- [GIVEN PASSAGE]:
The elevator is an example of a primary flight control system. It controls movement about the lateral axis of an aircraft: a movement referred to as pitch. They are also used to control the angle of attack and aid in creating lift. In most aircraft, there are two elevators, one mounted on the trailing edge of each half of the horizontal stabilizer. When a control input is made, either manually or by autopilot, the elevators move up or down as needed. In most installations, the elevator moves symmetrically. However, in certain aircraft controlled by fly-by-wire technology, the elevators move differently from each other in order to meet the control input demands.

- [EXERCISE 1]:
Please rewrite the entries from the line containing "answer-line: 答案：D [188,548,291,577]" through the line containing "option-text: 项目经理 [232,456,345,485]", swapping "document-page" for "page-frame" and changing nothing else.

- [MATERIAL FOR THIS TASK]:
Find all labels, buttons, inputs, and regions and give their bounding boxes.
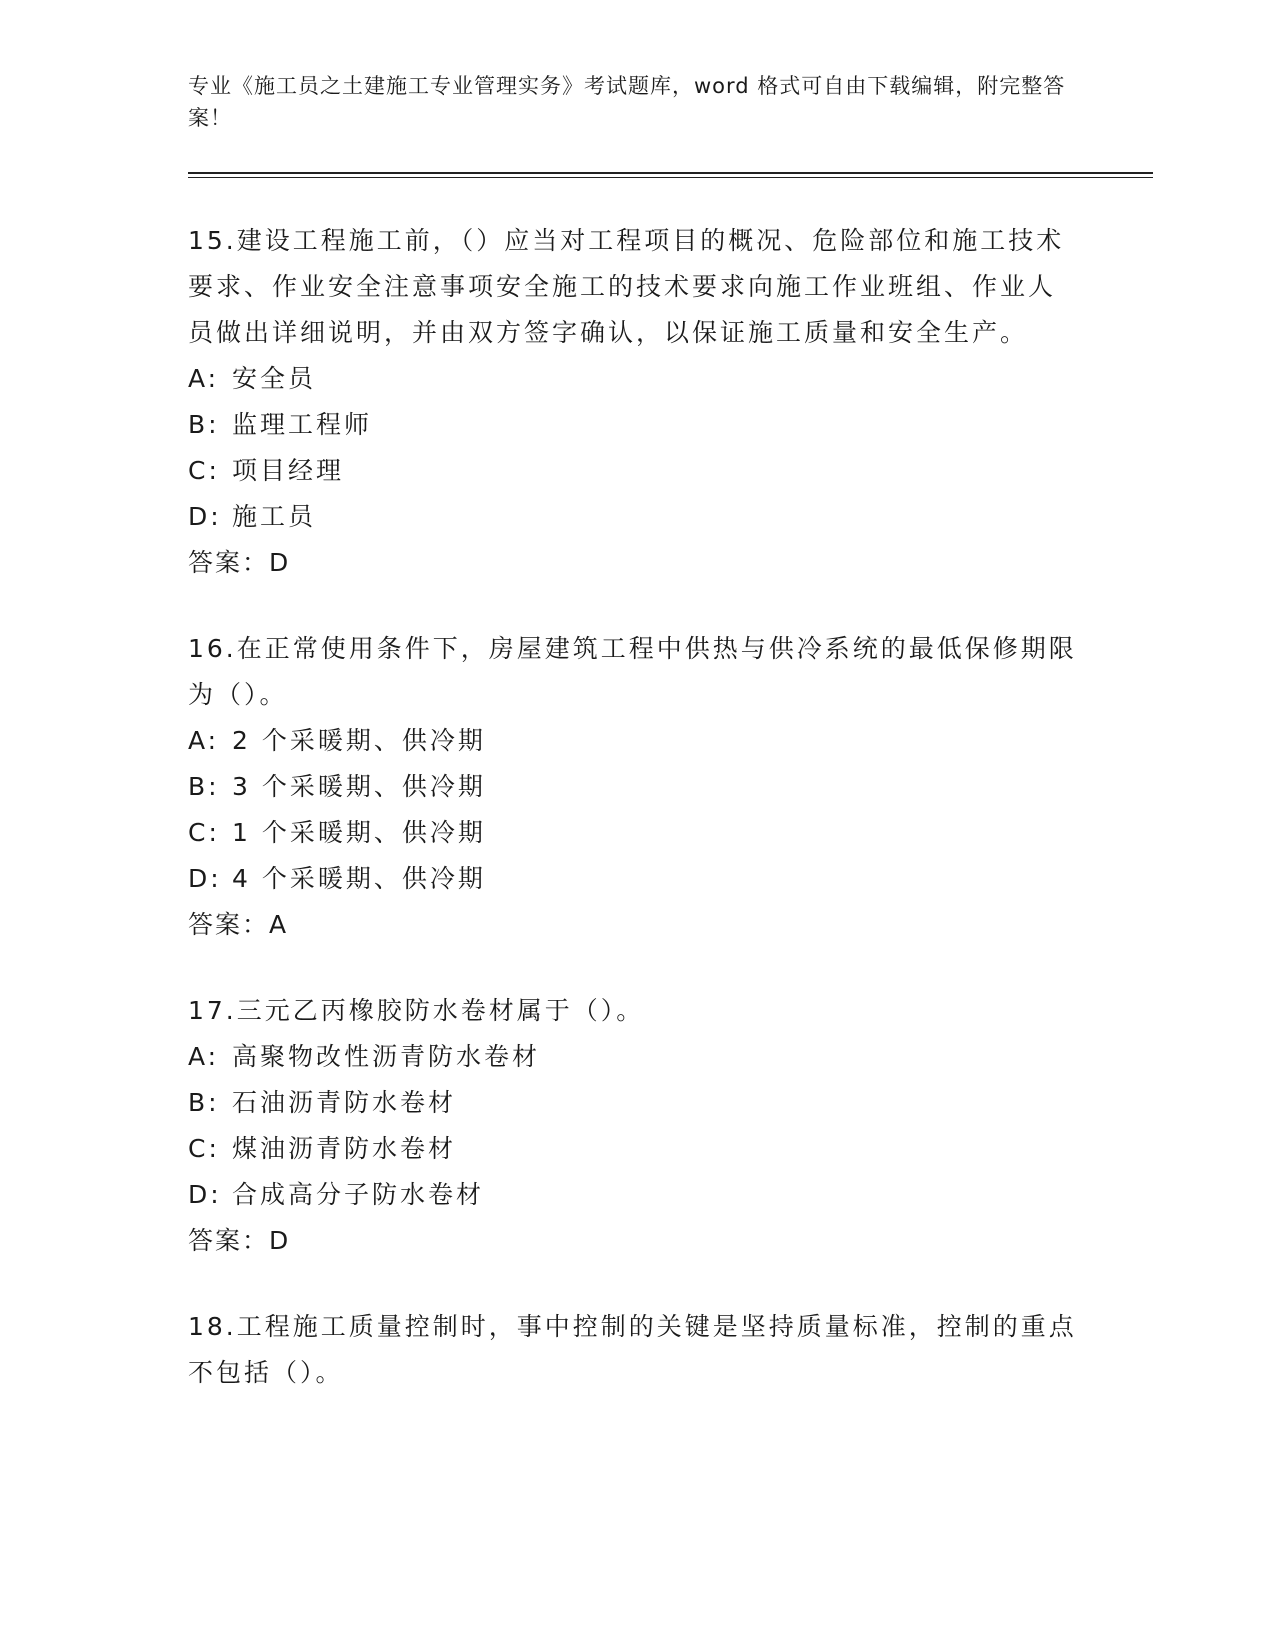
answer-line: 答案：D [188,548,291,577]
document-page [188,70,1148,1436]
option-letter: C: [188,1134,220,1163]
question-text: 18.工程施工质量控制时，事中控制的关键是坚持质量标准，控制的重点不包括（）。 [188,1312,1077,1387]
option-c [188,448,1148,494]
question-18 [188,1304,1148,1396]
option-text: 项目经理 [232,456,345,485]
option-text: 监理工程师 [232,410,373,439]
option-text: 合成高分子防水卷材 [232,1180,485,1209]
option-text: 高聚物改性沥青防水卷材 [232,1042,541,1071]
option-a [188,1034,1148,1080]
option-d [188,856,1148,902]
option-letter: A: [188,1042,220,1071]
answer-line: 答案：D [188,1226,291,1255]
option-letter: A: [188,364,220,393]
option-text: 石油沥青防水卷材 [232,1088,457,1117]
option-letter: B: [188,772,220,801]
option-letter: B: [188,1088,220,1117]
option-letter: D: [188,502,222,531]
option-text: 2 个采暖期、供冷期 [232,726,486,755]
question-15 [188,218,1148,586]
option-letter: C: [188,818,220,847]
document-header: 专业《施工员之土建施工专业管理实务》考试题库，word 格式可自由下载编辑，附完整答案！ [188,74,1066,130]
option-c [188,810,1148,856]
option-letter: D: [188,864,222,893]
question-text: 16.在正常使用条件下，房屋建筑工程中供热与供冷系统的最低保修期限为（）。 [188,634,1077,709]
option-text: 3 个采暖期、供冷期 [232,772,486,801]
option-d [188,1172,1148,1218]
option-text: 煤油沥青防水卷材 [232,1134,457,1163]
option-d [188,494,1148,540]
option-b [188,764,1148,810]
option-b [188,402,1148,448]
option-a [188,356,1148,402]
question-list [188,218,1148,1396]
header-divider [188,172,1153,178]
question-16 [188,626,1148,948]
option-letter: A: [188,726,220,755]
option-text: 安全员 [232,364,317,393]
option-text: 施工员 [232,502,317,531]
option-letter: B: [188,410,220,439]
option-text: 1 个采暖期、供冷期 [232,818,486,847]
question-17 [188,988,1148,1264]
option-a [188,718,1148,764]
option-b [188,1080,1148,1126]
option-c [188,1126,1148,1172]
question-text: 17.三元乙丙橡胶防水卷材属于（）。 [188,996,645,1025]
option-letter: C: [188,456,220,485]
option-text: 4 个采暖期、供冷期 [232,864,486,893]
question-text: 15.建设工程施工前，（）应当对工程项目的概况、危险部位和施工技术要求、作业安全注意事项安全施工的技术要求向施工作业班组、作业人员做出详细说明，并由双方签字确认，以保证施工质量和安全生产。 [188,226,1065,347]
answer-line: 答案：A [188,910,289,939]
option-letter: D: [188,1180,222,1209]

- [EXERCISE 2]:
Reproduce the full passage on the aircraft elevator word for word.

- [WRITTEN SOLUTION 1]:
answer-line: 答案：D [188,548,291,577]
page-frame [188,70,1148,1436]
option-letter: C: [188,1134,220,1163]
question-text: 18.工程施工质量控制时，事中控制的关键是坚持质量标准，控制的重点不包括（）。 [188,1312,1077,1387]
option-c [188,448,1148,494]
question-18 [188,1304,1148,1396]
option-text: 项目经理 [232,456,345,485]

- [WRITTEN SOLUTION 2]:
The elevator is an example of a primary flight control system. It controls movement about the lateral axis of an aircraft: a movement referred to as pitch. They are also used to control the angle of attack and aid in creating lift. In most aircraft, there are two elevators, one mounted on the trailing edge of each half of the horizontal stabilizer. When a control input is made, either manually or by autopilot, the elevators move up or down as needed. In most installations, the elevator moves symmetrically. However, in certain aircraft controlled by fly-by-wire technology, the elevators move differently from each other in order to meet the control input demands.